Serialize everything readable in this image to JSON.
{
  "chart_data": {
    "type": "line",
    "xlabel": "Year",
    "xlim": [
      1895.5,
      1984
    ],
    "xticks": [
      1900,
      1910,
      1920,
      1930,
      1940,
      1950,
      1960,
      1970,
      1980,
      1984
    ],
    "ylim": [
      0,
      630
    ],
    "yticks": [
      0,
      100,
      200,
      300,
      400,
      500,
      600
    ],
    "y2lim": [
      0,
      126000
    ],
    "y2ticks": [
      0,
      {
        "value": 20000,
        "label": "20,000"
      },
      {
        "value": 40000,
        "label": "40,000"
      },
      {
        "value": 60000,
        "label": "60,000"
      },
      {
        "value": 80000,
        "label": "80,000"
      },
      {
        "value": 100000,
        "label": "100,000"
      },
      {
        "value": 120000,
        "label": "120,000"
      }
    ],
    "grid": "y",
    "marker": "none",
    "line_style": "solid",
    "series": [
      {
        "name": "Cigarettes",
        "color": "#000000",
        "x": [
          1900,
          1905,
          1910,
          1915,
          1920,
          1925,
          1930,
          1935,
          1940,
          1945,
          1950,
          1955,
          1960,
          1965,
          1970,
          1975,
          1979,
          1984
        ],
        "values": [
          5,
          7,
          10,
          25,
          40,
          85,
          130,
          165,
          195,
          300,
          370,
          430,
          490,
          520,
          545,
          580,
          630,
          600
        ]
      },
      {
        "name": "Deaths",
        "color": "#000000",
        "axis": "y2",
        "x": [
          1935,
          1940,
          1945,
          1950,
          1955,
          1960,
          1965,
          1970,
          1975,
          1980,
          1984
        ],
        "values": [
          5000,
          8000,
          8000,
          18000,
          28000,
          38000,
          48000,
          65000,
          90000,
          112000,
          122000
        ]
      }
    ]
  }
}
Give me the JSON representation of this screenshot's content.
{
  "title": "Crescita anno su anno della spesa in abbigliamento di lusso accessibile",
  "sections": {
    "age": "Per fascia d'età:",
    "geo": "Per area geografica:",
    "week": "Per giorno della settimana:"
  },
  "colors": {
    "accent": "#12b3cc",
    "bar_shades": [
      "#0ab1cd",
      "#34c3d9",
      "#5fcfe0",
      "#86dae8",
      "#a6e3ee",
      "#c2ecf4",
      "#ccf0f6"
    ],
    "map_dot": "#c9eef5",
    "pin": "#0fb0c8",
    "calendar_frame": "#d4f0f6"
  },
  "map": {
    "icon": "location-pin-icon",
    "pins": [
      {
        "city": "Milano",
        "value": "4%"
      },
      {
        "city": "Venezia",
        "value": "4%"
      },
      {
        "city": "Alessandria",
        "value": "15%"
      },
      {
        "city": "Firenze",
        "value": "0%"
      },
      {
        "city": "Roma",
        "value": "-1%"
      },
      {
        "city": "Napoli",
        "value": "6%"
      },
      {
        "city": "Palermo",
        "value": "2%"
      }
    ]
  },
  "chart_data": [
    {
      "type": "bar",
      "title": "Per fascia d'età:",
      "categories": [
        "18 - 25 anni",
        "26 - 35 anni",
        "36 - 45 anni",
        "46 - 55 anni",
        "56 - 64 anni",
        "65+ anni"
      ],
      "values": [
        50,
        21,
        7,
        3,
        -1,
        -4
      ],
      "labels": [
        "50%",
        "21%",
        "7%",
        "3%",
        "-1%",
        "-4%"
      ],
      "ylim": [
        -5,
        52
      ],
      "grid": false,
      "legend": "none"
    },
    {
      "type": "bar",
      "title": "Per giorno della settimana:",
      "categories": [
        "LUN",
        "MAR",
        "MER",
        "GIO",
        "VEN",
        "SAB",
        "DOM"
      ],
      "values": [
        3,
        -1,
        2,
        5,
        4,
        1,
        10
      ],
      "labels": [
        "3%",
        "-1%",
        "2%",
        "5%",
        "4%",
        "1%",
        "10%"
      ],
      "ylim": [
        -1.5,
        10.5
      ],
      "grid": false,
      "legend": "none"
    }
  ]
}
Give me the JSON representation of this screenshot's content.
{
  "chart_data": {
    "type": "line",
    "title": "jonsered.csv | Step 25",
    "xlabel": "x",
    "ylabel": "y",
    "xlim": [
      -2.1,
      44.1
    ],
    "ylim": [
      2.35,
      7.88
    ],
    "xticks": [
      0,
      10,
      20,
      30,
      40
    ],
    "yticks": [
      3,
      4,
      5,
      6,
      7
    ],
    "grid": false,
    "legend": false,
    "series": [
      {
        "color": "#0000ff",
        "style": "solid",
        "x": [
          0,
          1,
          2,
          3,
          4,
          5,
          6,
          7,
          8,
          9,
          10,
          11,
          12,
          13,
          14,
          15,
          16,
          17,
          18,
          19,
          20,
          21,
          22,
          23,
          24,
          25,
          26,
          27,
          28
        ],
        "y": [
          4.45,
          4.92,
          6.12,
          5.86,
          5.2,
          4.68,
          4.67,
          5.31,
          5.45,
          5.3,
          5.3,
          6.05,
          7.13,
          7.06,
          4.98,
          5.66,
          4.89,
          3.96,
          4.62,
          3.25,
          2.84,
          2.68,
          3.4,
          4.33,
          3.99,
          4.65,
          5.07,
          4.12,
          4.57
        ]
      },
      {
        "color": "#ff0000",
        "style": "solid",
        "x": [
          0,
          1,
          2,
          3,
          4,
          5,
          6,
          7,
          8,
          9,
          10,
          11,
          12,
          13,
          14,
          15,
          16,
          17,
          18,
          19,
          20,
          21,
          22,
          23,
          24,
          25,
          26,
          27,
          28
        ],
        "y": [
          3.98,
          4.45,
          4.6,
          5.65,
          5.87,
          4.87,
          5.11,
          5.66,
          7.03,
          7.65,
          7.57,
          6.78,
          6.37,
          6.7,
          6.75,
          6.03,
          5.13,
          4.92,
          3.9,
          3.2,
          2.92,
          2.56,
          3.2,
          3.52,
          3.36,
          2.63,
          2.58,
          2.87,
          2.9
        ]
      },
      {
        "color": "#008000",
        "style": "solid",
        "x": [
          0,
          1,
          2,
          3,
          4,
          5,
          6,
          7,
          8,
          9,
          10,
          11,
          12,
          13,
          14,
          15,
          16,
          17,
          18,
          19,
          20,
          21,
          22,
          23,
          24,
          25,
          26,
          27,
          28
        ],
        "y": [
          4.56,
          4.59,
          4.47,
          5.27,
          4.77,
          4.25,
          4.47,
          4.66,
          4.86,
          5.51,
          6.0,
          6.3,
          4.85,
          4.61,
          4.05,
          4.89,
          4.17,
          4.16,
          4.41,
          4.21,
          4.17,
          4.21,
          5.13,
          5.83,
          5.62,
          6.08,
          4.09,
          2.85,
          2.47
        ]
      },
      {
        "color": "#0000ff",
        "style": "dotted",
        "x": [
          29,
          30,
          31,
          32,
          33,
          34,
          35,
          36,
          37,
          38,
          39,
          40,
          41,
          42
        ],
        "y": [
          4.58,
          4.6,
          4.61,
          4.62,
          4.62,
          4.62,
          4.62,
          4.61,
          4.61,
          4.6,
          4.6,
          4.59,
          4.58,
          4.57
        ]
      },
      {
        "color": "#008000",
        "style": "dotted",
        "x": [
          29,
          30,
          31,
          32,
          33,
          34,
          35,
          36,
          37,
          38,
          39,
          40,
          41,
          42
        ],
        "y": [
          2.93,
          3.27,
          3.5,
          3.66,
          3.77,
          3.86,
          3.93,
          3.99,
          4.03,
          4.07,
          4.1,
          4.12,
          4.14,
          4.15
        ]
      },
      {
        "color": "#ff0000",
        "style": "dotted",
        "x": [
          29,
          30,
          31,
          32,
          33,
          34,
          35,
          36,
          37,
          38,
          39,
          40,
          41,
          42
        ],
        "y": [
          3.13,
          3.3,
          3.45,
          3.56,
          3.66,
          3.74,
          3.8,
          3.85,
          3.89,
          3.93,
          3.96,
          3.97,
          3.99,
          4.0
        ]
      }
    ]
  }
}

· · · ·

### [WHAT YOU HAVE TO DO]
Copy out every line of the material above that mentions the word "grid".

### [EXERCISE OUTPUT]
    "grid": "y",
      "grid": false,
      "grid": false,
    "grid": false,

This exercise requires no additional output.